RECORDS -
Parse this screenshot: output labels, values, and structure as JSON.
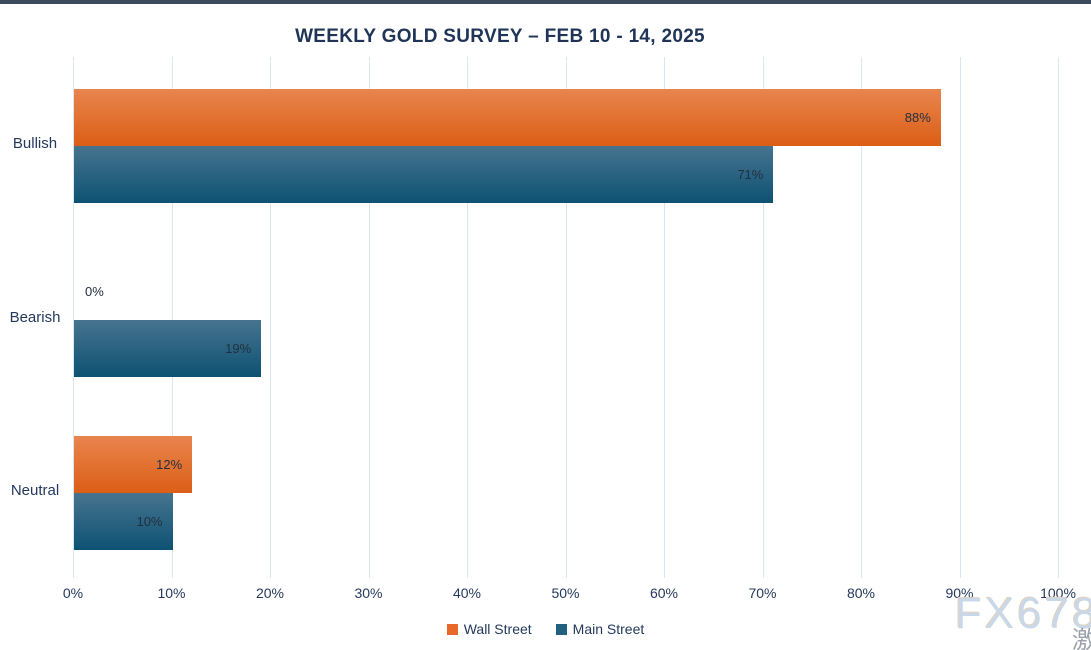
{
  "watermark": {
    "text": "FX678",
    "cjk_text": "激"
  },
  "colors": {
    "background": "#FFFFFF",
    "top_strip": "#3C4A5E",
    "title_text": "#1F3456",
    "axis_text": "#24395C",
    "value_label_text": "#222F3F",
    "gridline": "#D9E6F3",
    "wall_street_orange": "#E8682A",
    "main_street_blue": "#21607F"
  },
  "chart_data": {
    "type": "bar",
    "orientation": "horizontal",
    "title": "WEEKLY GOLD SURVEY – FEB 10 - 14, 2025",
    "categories": [
      "Bullish",
      "Bearish",
      "Neutral"
    ],
    "series": [
      {
        "name": "Wall Street",
        "values": [
          88,
          0,
          12
        ],
        "value_labels": [
          "88%",
          "0%",
          "12%"
        ],
        "legend_color": "#E8682A",
        "gradient_top": "#E9854F",
        "gradient_bottom": "#DB5E16"
      },
      {
        "name": "Main Street",
        "values": [
          71,
          19,
          10
        ],
        "value_labels": [
          "71%",
          "19%",
          "10%"
        ],
        "legend_color": "#21607F",
        "gradient_top": "#47748F",
        "gradient_bottom": "#0E5273"
      }
    ],
    "xlim": [
      0,
      100
    ],
    "x_tick_labels": [
      "0%",
      "10%",
      "20%",
      "30%",
      "40%",
      "50%",
      "60%",
      "70%",
      "80%",
      "90%",
      "100%"
    ],
    "x_tick_values": [
      0,
      10,
      20,
      30,
      40,
      50,
      60,
      70,
      80,
      90,
      100
    ],
    "grid": true,
    "legend_position": "bottom",
    "value_label_suffix": "%"
  }
}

DO THIS - Reproduce every entry word for word, but omit the pictures.

FINISHED TASK -
Parse this screenshot: output labels, values, and structure as JSON.
{
  "watermark": {
    "text": "FX678",
    "cjk_text": "激"
  },
  "colors": {
    "background": "#FFFFFF",
    "top_strip": "#3C4A5E",
    "title_text": "#1F3456",
    "axis_text": "#24395C",
    "value_label_text": "#222F3F",
    "gridline": "#D9E6F3",
    "wall_street_orange": "#E8682A",
    "main_street_blue": "#21607F"
  },
  "chart_data": {
    "type": "bar",
    "orientation": "horizontal",
    "title": "WEEKLY GOLD SURVEY – FEB 10 - 14, 2025",
    "categories": [
      "Bullish",
      "Bearish",
      "Neutral"
    ],
    "series": [
      {
        "name": "Wall Street",
        "values": [
          88,
          0,
          12
        ],
        "value_labels": [
          "88%",
          "0%",
          "12%"
        ],
        "legend_color": "#E8682A",
        "gradient_top": "#E9854F",
        "gradient_bottom": "#DB5E16"
      },
      {
        "name": "Main Street",
        "values": [
          71,
          19,
          10
        ],
        "value_labels": [
          "71%",
          "19%",
          "10%"
        ],
        "legend_color": "#21607F",
        "gradient_top": "#47748F",
        "gradient_bottom": "#0E5273"
      }
    ],
    "xlim": [
      0,
      100
    ],
    "x_tick_labels": [
      "0%",
      "10%",
      "20%",
      "30%",
      "40%",
      "50%",
      "60%",
      "70%",
      "80%",
      "90%",
      "100%"
    ],
    "x_tick_values": [
      0,
      10,
      20,
      30,
      40,
      50,
      60,
      70,
      80,
      90,
      100
    ],
    "grid": true,
    "legend_position": "bottom",
    "value_label_suffix": "%"
  }
}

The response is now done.